Excerpt from a dataset:
..........

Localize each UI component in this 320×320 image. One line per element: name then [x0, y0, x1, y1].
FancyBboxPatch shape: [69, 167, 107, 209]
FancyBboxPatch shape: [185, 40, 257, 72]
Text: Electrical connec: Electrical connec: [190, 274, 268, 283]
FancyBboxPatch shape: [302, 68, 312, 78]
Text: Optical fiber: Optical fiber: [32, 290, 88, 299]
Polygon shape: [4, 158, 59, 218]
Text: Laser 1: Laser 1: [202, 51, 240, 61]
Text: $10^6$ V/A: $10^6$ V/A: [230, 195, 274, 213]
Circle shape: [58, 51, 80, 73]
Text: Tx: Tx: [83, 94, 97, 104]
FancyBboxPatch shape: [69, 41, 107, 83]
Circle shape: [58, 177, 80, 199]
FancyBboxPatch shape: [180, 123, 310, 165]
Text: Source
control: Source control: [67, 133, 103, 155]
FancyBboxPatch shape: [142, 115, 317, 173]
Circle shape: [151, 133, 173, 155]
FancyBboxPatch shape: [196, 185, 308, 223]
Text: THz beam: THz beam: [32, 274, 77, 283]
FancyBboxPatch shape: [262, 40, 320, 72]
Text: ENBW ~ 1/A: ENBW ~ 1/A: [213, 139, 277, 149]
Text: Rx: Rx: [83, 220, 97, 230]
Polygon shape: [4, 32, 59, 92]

..........

**Problem details**
Can you rewrite the data from its start through the line containing "FancyBboxPatch shape: [302, 68, 312, 78]", substituting "Locate" for "Localize" and leaving everything else unchanged?

**Reply**
Locate each UI component in this 320×320 image. One line per element: name then [x0, y0, x1, y1].
FancyBboxPatch shape: [69, 167, 107, 209]
FancyBboxPatch shape: [185, 40, 257, 72]
Text: Electrical connec: Electrical connec: [190, 274, 268, 283]
FancyBboxPatch shape: [302, 68, 312, 78]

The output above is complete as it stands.